+++ The data
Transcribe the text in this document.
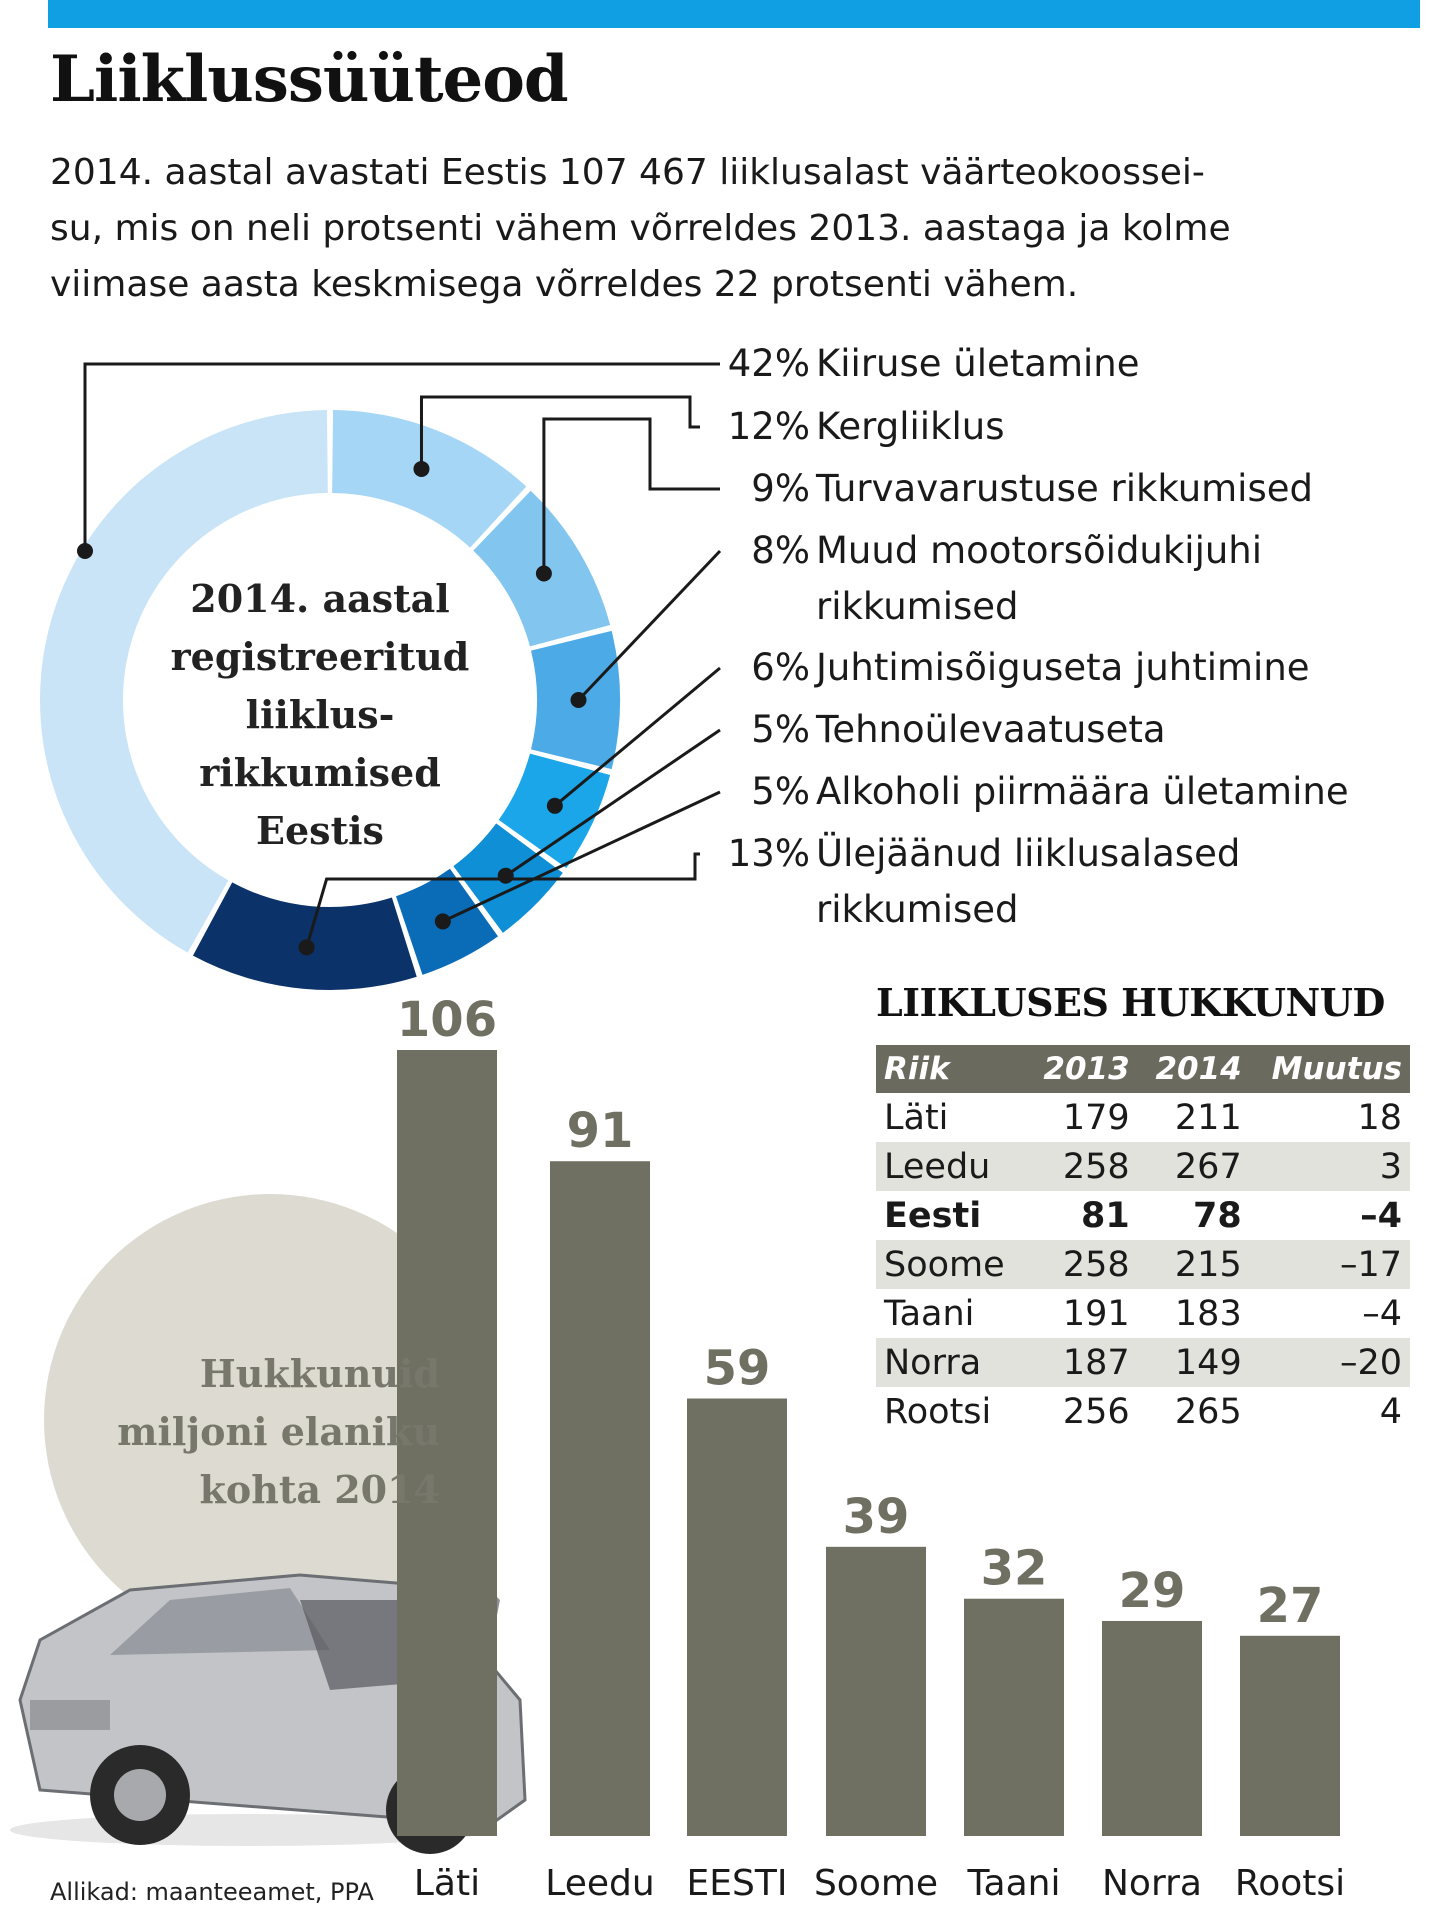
Liiklussüüteod
2014. aastal avastati Eestis 107 467 liiklusalast väärteokoossei-
su, mis on neli protsenti vähem võrreldes 2013. aastaga ja kolme
viimase aasta keskmisega võrreldes 22 protsenti vähem.
106
Läti
91
Leedu
59
EESTI
39
Soome
32
Taani
29
Norra
27
Rootsi
2014. aastal
registreeritud
liiklus-
rikkumised
Eestis
42% Kiiruse ületamine
12% Kergliiklus
9% Turvavarustuse rikkumised
8% Muud mootorsõidukijuhi
rikkumised
6% Juhtimisõiguseta juhtimine
5% Tehnoülevaatuseta
5% Alkoholi piirmäära ületamine
13% Ülejäänud liiklusalased
rikkumised
Hukkunuid
miljoni elaniku
kohta 2014
LIIKLUSES HUKKUNUD
Riik	2013	2014	Muutus
Läti	179	211	18
Leedu	258	267	3
Eesti	81	78	–4
Soome	258	215	–17
Taani	191	183	–4
Norra	187	149	–20
Rootsi	256	265	4
Allikad: maanteeamet, PPA
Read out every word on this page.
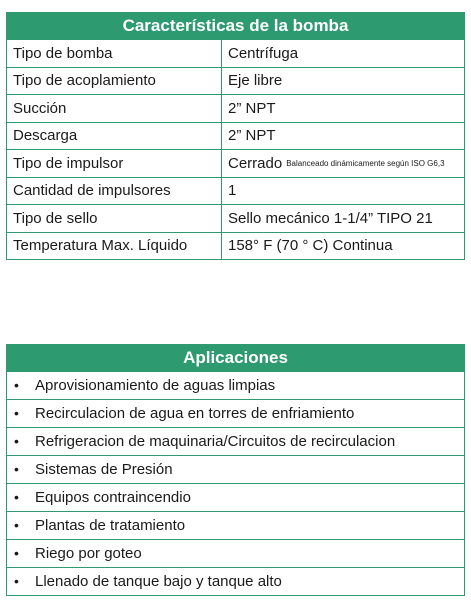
Características de la bomba
Tipo de bomba	Centrífuga
Tipo de acoplamiento	Eje libre
Succión	2” NPT
Descarga	2” NPT
Tipo de impulsor	Cerrado Balanceado dinámicamente según ISO G6,3
Cantidad de impulsores	1
Tipo de sello	Sello mecánico 1-1/4” TIPO 21
Temperatura Max. Líquido	158° F (70 ° C) Continua
Aplicaciones
• Aprovisionamiento de aguas limpias
• Recirculacion de agua en torres de enfriamiento
• Refrigeracion de maquinaria/Circuitos de recirculacion
• Sistemas de Presión
• Equipos contraincendio
• Plantas de tratamiento
• Riego por goteo
• Llenado de tanque bajo y tanque alto
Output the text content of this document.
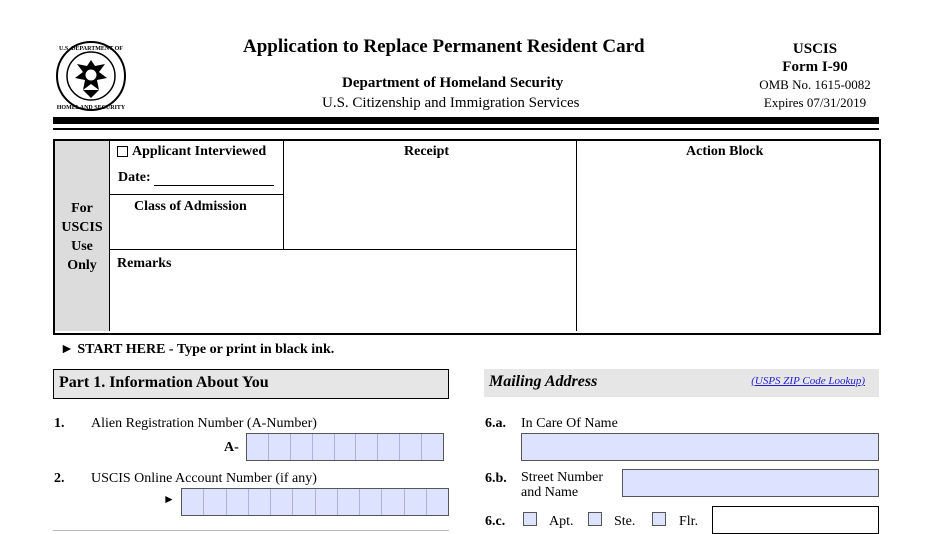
U.S. DEPARTMENT OF
HOMELAND SECURITY
Application to Replace Permanent Resident Card
Department of Homeland Security
U.S. Citizenship and Immigration Services
USCIS
Form I-90
OMB No. 1615-0082
Expires 07/31/2019
For
USCIS
Use
Only
Applicant Interviewed
Date:
Class of Admission
Receipt	Action Block
Remarks
► START HERE - Type or print in black ink.
Part 1. Information About You
1. Alien Registration Number (A-Number)
A-
2. USCIS Online Account Number (if any)
►
Mailing Address	(USPS ZIP Code Lookup)
6.a. In Care Of Name
6.b. Street Number
and Name
6.c.	Apt.	Ste.	Flr.
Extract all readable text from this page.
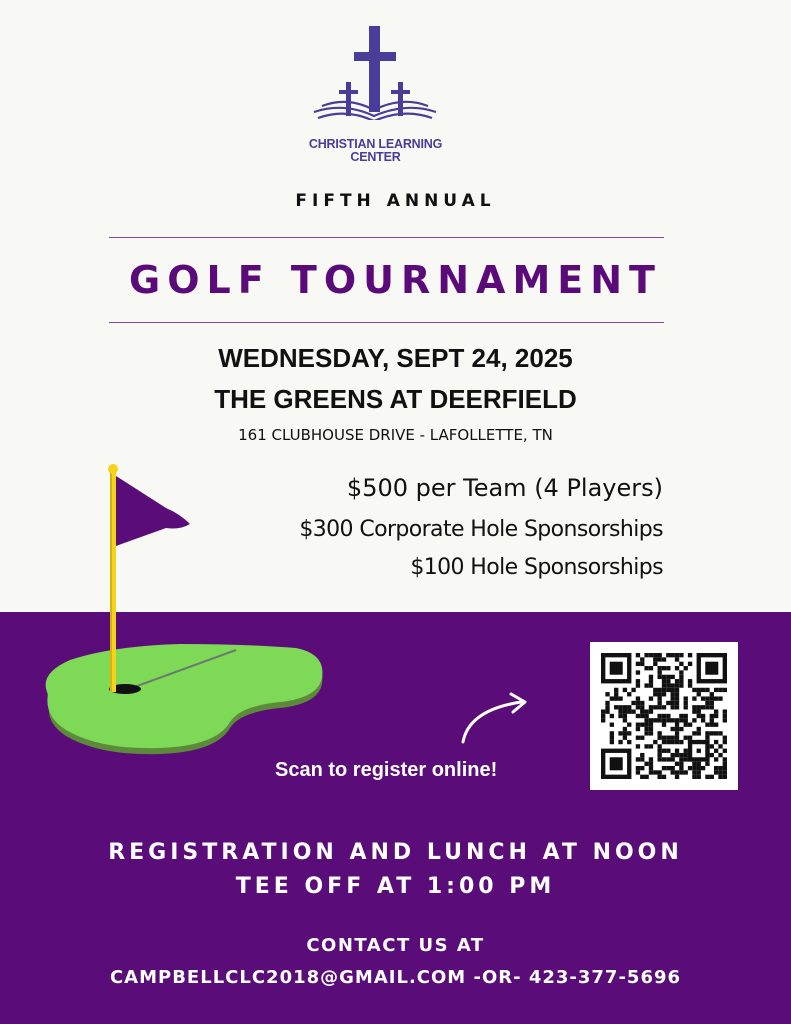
CHRISTIAN LEARNING
CENTER
FIFTH ANNUAL
GOLF TOURNAMENT
WEDNESDAY, SEPT 24, 2025
THE GREENS AT DEERFIELD
161 CLUBHOUSE DRIVE - LAFOLLETTE, TN
$500 per Team (4 Players)
$300 Corporate Hole Sponsorships
$100 Hole Sponsorships
Scan to register online!
REGISTRATION AND LUNCH AT NOON
TEE OFF AT 1:00 PM
CONTACT US AT
CAMPBELLCLC2018@GMAIL.COM -OR- 423-377-5696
++++++
## What is asked
Output all of the entries verbatim, leaving out any images.

## Correct result
Transcribe the text in this document.
Liiklussüüteod
2014. aastal avastati Eestis 107 467 liiklusalast väärteokoossei-
su, mis on neli protsenti vähem võrreldes 2013. aastaga ja kolme
viimase aasta keskmisega võrreldes 22 protsenti vähem.
106
Läti
91
Leedu
59
EESTI
39
Soome
32
Taani
29
Norra
27
Rootsi
2014. aastal
registreeritud
liiklus-
rikkumised
Eestis
42% Kiiruse ületamine
12% Kergliiklus
9% Turvavarustuse rikkumised
8% Muud mootorsõidukijuhi
rikkumised
6% Juhtimisõiguseta juhtimine
5% Tehnoülevaatuseta
5% Alkoholi piirmäära ületamine
13% Ülejäänud liiklusalased
rikkumised
Hukkunuid
miljoni elaniku
kohta 2014
LIIKLUSES HUKKUNUD
Riik	2013	2014	Muutus
Läti	179	211	18
Leedu	258	267	3
Eesti	81	78	–4
Soome	258	215	–17
Taani	191	183	–4
Norra	187	149	–20
Rootsi	256	265	4
Allikad: maanteeamet, PPA
Read out every word on this page.
Características de la bomba
Tipo de bomba	Centrífuga
Tipo de acoplamiento	Eje libre
Succión	2” NPT
Descarga	2” NPT
Tipo de impulsor	Cerrado Balanceado dinámicamente según ISO G6,3
Cantidad de impulsores	1
Tipo de sello	Sello mecánico 1-1/4” TIPO 21
Temperatura Max. Líquido	158° F (70 ° C) Continua
Aplicaciones
• Aprovisionamiento de aguas limpias
• Recirculacion de agua en torres de enfriamiento
• Refrigeracion de maquinaria/Circuitos de recirculacion
• Sistemas de Presión
• Equipos contraincendio
• Plantas de tratamiento
• Riego por goteo
• Llenado de tanque bajo y tanque alto
Output the text content of this document.
U.S. DEPARTMENT OF
HOMELAND SECURITY
Application to Replace Permanent Resident Card
Department of Homeland Security
U.S. Citizenship and Immigration Services
USCIS
Form I-90
OMB No. 1615-0082
Expires 07/31/2019
For
USCIS
Use
Only
Applicant Interviewed
Date:
Class of Admission
Receipt	Action Block
Remarks
► START HERE - Type or print in black ink.
Part 1. Information About You
1. Alien Registration Number (A-Number)
A-
2. USCIS Online Account Number (if any)
►
Mailing Address	(USPS ZIP Code Lookup)
6.a. In Care Of Name
6.b. Street Number
and Name
6.c.	Apt.	Ste.	Flr.
Extract all readable text from this page.
CHRISTIAN LEARNING
CENTER
FIFTH ANNUAL
GOLF TOURNAMENT
WEDNESDAY, SEPT 24, 2025
THE GREENS AT DEERFIELD
161 CLUBHOUSE DRIVE - LAFOLLETTE, TN
$500 per Team (4 Players)
$300 Corporate Hole Sponsorships
$100 Hole Sponsorships
Scan to register online!
REGISTRATION AND LUNCH AT NOON
TEE OFF AT 1:00 PM
CONTACT US AT
CAMPBELLCLC2018@GMAIL.COM -OR- 423-377-5696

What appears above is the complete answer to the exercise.